> _Goal of the exercise_
Copy whichever lines contain the string "Kindergarten".

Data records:
%%

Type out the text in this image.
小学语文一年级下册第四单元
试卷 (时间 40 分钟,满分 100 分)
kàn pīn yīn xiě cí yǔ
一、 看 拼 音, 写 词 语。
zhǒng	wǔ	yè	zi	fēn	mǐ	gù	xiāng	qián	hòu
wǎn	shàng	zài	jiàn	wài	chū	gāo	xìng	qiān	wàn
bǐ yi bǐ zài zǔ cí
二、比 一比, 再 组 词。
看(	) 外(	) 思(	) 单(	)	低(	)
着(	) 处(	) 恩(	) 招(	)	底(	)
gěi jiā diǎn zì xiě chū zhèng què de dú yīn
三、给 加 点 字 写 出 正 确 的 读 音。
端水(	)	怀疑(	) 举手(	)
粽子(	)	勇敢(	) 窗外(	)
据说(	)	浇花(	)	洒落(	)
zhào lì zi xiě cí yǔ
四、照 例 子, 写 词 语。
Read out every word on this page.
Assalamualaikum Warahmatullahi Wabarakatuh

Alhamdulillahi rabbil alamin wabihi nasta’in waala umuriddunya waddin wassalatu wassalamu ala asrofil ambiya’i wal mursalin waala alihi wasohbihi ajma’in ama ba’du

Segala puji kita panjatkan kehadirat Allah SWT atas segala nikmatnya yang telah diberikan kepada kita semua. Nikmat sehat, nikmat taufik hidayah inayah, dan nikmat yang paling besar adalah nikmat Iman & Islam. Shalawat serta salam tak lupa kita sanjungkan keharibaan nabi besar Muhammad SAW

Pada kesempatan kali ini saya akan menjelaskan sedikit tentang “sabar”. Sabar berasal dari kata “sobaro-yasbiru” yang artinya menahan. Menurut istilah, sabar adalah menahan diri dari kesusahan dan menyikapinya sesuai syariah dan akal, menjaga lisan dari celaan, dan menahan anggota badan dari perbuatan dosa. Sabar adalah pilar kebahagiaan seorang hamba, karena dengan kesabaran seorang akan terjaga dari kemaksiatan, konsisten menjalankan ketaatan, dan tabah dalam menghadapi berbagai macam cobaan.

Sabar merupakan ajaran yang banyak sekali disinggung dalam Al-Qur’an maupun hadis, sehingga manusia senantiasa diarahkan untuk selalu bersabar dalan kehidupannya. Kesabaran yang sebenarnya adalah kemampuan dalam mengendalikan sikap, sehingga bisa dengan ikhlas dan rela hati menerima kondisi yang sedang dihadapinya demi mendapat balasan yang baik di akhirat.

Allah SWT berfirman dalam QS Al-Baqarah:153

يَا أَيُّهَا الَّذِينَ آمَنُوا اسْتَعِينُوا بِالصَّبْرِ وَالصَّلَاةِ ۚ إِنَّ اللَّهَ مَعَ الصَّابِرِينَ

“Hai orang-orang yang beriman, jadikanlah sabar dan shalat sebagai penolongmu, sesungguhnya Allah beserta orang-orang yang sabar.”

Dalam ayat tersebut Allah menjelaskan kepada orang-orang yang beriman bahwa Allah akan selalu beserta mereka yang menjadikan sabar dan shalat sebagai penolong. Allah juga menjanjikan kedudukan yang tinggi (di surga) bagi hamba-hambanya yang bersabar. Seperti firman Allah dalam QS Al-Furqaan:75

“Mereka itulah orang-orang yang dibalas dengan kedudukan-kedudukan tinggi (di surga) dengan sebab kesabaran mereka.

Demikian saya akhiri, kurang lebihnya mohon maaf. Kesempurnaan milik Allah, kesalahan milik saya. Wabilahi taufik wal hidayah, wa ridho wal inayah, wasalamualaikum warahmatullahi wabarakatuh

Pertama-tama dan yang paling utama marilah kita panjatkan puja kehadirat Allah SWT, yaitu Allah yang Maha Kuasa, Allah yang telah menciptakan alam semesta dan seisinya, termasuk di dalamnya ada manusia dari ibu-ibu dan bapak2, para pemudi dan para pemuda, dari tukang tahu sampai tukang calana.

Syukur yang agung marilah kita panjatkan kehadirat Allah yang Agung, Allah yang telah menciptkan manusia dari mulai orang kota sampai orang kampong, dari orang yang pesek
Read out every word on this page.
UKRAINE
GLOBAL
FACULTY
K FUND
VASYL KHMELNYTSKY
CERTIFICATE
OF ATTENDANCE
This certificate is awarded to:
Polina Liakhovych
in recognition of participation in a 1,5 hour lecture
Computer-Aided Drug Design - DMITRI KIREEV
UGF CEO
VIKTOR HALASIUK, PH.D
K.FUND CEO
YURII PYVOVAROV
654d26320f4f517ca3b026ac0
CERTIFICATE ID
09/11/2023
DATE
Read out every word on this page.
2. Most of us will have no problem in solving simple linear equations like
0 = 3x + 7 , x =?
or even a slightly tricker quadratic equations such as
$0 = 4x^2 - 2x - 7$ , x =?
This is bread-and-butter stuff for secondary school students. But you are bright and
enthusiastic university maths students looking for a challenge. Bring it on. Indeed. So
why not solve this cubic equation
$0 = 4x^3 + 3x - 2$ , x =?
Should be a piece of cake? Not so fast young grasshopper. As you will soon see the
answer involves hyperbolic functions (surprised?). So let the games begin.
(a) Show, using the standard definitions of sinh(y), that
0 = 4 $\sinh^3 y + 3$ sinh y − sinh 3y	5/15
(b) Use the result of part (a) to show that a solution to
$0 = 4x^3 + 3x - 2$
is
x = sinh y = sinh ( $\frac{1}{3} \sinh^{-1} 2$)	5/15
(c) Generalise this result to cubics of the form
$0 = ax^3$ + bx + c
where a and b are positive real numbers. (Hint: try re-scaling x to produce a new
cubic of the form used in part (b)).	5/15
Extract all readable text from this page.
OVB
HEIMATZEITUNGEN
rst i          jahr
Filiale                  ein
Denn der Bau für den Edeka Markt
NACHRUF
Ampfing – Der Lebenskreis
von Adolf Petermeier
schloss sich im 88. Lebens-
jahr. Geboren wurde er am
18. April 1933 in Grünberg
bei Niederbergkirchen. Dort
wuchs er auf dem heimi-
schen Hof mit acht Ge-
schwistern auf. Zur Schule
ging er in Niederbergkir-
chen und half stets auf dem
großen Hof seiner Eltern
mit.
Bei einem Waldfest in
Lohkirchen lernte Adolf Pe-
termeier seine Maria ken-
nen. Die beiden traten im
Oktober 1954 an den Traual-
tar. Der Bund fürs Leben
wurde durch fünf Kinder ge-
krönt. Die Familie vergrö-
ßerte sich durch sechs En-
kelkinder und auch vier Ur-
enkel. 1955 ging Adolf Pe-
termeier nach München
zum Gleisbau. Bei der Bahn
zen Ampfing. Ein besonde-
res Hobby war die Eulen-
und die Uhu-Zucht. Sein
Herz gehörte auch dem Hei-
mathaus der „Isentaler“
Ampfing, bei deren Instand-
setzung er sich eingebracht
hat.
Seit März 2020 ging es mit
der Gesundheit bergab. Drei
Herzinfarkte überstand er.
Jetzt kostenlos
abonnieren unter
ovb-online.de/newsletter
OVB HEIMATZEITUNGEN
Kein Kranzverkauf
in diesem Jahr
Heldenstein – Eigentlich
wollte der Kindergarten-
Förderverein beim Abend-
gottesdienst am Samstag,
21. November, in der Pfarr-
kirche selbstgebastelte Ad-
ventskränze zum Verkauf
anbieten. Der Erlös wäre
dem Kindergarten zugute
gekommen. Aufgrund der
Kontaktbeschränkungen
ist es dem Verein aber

%%

> _Response for this exercise_
wollte der Kindergarten-
dem Kindergarten zugute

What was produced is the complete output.